## WHAT IS NEEDED
Say how many lines contain the string "name". Give no other output.

-- start of ENTRIES SHOWN --

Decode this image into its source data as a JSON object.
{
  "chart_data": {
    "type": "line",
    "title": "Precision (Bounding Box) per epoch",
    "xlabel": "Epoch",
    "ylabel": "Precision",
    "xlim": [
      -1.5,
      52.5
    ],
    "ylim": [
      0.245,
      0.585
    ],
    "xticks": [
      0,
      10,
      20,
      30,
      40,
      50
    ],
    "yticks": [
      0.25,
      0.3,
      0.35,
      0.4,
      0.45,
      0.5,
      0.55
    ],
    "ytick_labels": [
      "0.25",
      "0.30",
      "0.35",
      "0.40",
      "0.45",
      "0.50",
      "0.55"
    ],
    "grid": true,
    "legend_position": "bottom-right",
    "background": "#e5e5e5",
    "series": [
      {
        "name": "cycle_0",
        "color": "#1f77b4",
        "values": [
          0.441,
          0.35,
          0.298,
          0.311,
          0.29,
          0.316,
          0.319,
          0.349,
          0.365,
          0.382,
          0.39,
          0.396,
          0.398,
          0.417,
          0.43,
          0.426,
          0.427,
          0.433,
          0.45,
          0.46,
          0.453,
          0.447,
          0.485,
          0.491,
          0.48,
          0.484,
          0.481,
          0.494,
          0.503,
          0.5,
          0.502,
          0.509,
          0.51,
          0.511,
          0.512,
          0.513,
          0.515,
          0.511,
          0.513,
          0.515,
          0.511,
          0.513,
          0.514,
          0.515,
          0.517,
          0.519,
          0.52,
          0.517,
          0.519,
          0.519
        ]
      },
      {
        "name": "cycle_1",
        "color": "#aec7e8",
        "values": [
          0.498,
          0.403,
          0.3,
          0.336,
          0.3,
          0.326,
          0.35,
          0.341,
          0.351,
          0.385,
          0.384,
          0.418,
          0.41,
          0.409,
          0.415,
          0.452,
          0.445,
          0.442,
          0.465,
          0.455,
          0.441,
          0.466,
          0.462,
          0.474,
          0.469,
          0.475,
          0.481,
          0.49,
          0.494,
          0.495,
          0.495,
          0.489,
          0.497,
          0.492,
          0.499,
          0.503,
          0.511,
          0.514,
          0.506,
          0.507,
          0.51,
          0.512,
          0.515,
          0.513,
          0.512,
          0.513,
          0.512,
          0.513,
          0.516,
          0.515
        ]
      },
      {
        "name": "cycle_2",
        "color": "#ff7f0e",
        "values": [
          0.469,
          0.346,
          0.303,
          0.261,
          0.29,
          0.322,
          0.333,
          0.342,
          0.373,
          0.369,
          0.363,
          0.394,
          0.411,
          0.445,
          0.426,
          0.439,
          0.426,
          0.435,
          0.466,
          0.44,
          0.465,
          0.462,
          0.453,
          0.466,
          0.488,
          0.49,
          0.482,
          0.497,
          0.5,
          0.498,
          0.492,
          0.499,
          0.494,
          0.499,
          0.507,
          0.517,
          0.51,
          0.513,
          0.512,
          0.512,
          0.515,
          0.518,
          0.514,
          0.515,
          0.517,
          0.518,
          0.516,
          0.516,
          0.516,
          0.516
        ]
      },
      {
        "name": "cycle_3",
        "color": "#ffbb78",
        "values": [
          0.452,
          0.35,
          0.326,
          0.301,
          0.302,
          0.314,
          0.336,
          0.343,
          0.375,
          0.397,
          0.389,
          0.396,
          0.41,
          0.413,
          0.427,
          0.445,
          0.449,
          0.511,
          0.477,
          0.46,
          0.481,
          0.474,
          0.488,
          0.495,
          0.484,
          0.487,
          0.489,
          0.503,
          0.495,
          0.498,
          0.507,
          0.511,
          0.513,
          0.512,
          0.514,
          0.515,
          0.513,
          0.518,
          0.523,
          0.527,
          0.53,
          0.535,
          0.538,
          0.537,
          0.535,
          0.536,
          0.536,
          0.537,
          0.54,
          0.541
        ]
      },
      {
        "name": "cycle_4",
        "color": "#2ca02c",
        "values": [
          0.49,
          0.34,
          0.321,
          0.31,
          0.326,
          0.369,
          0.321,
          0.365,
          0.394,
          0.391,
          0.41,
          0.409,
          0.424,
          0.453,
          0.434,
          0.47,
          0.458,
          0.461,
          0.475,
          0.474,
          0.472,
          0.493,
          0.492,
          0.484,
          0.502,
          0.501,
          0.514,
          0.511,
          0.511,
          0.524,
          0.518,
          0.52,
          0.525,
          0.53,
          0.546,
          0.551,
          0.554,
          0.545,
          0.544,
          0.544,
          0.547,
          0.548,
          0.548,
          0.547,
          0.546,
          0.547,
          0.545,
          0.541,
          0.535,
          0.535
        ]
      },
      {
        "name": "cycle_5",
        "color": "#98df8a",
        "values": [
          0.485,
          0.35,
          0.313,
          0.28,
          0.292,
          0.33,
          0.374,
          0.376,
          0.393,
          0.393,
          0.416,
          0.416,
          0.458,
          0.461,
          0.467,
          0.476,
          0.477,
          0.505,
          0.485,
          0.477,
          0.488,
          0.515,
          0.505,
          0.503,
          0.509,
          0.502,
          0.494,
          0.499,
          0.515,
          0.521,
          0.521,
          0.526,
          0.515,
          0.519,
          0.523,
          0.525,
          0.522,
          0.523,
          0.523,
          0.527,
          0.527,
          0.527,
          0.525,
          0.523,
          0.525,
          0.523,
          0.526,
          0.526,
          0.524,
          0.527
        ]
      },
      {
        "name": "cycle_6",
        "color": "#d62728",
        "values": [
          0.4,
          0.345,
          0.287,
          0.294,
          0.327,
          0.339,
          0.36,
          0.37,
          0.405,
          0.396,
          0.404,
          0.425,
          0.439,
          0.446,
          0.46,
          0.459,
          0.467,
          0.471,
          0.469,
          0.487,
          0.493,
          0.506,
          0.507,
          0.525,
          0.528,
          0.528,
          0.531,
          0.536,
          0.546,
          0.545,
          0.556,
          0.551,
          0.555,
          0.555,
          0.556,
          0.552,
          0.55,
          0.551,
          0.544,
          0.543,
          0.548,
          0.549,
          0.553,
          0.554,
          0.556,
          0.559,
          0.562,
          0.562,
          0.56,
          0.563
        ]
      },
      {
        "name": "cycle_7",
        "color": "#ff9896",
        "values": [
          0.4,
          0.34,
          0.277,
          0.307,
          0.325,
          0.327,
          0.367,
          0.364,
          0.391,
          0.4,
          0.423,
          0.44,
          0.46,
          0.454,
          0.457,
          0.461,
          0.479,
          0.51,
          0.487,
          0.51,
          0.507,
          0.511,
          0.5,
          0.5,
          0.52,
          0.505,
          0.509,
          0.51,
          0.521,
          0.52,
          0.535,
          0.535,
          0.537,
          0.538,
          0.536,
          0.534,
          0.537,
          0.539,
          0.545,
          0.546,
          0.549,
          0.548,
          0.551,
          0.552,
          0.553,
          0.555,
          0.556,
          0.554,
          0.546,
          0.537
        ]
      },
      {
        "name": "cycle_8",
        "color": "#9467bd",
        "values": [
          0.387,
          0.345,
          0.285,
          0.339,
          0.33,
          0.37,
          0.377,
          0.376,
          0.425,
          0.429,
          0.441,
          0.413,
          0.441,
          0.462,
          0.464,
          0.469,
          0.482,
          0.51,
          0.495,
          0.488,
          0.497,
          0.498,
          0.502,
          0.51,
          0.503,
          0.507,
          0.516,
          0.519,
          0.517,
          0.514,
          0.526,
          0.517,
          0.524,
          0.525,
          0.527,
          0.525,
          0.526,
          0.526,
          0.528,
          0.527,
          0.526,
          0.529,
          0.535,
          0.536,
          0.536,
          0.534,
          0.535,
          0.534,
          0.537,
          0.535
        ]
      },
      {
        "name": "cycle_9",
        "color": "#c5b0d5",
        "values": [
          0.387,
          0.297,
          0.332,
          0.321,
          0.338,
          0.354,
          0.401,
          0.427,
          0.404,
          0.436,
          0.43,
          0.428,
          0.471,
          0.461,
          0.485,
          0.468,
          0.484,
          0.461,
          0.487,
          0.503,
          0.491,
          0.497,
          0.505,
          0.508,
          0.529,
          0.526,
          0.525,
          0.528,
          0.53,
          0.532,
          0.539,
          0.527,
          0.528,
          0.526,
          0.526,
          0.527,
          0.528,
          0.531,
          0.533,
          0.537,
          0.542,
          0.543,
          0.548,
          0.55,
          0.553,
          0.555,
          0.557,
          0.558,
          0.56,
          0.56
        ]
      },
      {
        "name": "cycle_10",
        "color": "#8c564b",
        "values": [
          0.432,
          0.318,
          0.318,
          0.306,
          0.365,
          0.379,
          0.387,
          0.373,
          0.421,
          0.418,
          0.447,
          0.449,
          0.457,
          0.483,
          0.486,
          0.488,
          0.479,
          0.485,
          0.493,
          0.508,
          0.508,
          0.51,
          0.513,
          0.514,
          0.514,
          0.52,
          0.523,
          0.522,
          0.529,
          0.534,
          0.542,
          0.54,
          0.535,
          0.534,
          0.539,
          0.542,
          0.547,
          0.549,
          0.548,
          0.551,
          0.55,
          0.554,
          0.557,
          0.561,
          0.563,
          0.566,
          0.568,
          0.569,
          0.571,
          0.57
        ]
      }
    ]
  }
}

-- end of ENTRIES SHOWN --

## TASK OUTPUT
11